#### [Exercise details]
The entries below are to be repeated exactly as they stand.

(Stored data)
───

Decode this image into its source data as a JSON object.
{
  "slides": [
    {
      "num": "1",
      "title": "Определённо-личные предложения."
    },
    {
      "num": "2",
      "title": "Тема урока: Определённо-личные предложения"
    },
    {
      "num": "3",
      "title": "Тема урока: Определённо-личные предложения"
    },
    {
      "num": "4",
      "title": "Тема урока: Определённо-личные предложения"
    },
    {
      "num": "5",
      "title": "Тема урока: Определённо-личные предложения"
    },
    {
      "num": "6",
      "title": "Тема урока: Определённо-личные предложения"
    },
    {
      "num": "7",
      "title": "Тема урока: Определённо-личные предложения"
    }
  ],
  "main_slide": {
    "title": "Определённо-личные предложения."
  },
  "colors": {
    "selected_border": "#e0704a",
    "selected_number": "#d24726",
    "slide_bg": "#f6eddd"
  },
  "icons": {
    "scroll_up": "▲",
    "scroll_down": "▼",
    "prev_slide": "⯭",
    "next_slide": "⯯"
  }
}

───

#### [Reply to the task]
Decode this image into its source data as a JSON object.
{
  "slides": [
    {
      "num": "1",
      "title": "Определённо-личные предложения."
    },
    {
      "num": "2",
      "title": "Тема урока: Определённо-личные предложения"
    },
    {
      "num": "3",
      "title": "Тема урока: Определённо-личные предложения"
    },
    {
      "num": "4",
      "title": "Тема урока: Определённо-личные предложения"
    },
    {
      "num": "5",
      "title": "Тема урока: Определённо-личные предложения"
    },
    {
      "num": "6",
      "title": "Тема урока: Определённо-личные предложения"
    },
    {
      "num": "7",
      "title": "Тема урока: Определённо-личные предложения"
    }
  ],
  "main_slide": {
    "title": "Определённо-личные предложения."
  },
  "colors": {
    "selected_border": "#e0704a",
    "selected_number": "#d24726",
    "slide_bg": "#f6eddd"
  },
  "icons": {
    "scroll_up": "▲",
    "scroll_down": "▼",
    "prev_slide": "⯭",
    "next_slide": "⯯"
  }
}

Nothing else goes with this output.